* SHORT PROBLEM *
Copy every line of the records below where the word "Backlight" occurs.
>> start MATERIAL FOR THE TASK
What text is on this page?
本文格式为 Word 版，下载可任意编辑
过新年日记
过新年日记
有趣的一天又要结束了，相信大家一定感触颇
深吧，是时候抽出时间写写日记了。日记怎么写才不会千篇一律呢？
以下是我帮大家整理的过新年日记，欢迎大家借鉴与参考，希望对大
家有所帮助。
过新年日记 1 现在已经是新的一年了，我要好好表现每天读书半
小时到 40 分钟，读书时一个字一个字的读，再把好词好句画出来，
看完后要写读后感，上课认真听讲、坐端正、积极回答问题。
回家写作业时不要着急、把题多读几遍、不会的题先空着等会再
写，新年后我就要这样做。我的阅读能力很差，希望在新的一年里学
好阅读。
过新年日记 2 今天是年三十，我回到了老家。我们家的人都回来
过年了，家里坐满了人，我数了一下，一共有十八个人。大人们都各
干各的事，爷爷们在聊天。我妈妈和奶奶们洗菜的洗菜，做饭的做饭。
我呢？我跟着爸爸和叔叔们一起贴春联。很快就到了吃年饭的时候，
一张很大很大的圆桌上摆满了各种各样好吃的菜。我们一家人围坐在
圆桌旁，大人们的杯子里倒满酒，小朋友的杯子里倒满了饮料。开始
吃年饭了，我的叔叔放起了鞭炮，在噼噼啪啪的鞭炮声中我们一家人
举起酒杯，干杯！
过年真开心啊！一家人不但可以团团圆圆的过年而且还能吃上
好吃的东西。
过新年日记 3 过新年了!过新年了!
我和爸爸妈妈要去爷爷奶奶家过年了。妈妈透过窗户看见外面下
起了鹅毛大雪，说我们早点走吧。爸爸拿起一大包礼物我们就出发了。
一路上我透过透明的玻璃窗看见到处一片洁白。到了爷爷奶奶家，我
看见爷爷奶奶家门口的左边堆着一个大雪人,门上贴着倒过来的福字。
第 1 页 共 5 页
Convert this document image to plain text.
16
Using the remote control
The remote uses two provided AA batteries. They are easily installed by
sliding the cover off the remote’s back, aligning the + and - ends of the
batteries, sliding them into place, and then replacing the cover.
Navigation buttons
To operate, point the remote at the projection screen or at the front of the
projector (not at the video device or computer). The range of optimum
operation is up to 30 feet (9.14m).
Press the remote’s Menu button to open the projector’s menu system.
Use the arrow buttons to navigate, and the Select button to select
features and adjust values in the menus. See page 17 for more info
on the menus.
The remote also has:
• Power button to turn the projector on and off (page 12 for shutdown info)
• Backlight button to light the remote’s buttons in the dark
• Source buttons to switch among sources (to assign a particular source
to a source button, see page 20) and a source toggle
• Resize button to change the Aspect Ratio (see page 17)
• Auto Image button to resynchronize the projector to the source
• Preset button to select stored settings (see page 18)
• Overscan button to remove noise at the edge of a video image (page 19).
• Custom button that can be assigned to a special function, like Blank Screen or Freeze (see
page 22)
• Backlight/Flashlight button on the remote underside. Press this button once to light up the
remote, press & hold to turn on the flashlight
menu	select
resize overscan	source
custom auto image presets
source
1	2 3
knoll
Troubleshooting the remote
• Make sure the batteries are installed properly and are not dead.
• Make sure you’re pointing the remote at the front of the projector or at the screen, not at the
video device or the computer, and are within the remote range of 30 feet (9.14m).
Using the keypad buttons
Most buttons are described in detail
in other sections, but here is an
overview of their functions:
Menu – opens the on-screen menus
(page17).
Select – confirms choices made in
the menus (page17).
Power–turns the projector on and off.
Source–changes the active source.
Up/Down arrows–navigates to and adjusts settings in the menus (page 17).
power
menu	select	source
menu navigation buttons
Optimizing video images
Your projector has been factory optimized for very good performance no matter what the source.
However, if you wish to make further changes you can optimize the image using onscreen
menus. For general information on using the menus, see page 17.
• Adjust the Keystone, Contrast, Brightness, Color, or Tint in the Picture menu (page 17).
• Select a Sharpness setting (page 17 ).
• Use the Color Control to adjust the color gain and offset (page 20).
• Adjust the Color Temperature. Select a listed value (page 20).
>> end MATERIAL FOR THE TASK
* EXERCISE RESULT *
• Backlight button to light the remote’s buttons in the dark
• Backlight/Flashlight button on the remote underside. Press this button once to light up the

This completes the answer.